SET PROBLEM >> Copy out lines with the word "content" from the material that follows.

DATA ROWS >>
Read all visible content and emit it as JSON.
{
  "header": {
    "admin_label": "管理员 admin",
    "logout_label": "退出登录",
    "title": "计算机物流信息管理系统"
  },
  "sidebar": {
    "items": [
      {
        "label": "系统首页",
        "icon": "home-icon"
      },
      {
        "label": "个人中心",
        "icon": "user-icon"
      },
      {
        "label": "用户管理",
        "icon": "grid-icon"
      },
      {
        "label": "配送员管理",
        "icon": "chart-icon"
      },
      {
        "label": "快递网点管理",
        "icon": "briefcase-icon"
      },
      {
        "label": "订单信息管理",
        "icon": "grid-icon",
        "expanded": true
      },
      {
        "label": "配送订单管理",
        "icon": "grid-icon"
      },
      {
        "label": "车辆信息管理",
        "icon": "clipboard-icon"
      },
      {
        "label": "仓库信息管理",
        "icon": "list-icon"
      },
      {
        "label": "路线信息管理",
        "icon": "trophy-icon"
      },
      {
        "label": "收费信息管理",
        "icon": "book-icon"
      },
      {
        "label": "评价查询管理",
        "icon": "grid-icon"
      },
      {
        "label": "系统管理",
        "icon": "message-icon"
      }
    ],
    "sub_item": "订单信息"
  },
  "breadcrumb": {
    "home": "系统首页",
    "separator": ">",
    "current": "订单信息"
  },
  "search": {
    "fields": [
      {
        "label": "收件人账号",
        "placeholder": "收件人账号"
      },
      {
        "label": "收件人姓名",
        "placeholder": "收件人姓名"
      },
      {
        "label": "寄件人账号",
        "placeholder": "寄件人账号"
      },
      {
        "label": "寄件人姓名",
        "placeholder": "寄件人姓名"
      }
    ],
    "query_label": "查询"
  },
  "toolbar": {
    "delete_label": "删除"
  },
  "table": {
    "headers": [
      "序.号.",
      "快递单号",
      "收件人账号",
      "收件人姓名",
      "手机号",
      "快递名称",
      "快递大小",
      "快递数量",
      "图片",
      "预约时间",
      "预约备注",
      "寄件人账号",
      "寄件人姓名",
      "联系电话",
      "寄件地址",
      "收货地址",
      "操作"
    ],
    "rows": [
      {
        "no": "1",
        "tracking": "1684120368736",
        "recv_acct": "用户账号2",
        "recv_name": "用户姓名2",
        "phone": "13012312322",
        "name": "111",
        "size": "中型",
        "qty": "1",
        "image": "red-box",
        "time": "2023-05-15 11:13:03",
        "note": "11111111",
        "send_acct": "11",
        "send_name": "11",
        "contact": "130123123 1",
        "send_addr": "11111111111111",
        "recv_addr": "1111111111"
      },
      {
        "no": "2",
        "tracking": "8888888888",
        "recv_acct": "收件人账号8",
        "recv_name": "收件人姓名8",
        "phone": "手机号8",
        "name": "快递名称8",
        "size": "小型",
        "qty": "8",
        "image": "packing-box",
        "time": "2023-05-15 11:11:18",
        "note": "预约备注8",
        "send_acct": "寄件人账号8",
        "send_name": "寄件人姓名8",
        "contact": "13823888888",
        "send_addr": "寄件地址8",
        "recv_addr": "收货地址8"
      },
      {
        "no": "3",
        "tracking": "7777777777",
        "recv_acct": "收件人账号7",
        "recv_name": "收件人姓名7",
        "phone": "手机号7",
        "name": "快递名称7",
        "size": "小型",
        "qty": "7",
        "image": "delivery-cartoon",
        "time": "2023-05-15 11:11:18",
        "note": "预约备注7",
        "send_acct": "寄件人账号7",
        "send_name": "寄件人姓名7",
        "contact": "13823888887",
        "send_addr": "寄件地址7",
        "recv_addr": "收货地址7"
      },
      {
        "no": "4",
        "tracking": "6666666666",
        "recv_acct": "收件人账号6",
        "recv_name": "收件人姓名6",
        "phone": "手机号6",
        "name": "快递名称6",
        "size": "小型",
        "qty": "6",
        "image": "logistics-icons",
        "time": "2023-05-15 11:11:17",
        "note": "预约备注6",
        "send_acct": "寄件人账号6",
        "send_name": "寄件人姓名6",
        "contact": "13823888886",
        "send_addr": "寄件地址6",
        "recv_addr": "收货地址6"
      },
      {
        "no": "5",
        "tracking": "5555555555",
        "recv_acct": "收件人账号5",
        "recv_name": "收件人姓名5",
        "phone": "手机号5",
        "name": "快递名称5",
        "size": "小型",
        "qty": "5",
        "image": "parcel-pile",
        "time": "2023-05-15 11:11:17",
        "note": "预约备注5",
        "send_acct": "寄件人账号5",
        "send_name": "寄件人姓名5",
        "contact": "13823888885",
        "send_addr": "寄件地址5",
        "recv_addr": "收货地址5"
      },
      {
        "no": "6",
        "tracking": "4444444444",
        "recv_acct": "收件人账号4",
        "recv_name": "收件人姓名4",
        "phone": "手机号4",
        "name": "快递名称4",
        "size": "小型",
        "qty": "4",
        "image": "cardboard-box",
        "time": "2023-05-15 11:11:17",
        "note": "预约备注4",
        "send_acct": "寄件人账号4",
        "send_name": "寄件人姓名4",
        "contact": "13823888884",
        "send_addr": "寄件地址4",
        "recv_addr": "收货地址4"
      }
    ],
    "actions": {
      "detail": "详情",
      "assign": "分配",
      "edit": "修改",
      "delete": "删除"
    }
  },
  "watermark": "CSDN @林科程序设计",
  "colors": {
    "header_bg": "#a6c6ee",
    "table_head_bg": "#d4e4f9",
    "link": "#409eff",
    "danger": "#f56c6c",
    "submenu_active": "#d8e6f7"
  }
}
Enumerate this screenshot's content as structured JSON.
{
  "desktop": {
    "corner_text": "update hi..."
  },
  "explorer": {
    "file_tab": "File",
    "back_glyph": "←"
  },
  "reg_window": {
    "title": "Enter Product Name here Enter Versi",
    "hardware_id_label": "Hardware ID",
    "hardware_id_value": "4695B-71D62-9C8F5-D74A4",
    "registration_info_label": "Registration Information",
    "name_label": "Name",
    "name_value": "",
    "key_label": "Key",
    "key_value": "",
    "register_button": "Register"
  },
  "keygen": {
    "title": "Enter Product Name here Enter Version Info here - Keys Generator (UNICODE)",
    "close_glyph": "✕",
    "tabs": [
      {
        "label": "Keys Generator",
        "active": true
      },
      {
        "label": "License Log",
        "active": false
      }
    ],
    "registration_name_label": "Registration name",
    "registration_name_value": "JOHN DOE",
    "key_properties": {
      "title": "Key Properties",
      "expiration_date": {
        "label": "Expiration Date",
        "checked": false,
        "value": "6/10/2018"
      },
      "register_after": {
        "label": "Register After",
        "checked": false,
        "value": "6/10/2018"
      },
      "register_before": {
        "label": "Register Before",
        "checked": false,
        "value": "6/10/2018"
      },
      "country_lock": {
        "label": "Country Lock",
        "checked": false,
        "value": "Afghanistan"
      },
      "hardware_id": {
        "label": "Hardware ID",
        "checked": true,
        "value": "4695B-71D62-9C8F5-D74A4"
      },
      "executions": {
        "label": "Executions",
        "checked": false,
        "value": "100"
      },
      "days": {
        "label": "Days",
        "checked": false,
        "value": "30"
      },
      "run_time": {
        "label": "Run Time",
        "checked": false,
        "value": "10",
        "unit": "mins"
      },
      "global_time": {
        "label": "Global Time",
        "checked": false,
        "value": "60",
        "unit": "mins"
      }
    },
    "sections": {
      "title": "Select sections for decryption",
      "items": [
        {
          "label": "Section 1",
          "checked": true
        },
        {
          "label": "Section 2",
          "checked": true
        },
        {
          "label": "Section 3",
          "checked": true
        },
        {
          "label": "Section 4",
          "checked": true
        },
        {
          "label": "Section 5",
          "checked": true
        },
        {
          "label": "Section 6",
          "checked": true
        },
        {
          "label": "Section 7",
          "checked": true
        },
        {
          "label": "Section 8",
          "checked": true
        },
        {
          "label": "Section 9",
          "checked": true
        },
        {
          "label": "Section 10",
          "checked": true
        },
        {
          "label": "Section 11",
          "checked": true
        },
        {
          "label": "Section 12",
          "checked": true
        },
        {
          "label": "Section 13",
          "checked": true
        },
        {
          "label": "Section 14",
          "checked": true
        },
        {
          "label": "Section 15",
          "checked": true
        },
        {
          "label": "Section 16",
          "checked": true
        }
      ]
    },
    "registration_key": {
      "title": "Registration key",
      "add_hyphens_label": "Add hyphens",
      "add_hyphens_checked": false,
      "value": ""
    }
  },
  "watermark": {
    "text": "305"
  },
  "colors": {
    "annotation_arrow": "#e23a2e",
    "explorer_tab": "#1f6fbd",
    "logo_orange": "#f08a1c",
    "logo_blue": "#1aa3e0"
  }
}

COMPLETE OUTPUT >>
Read all visible content and emit it as JSON.
Enumerate this screenshot's content as structured JSON.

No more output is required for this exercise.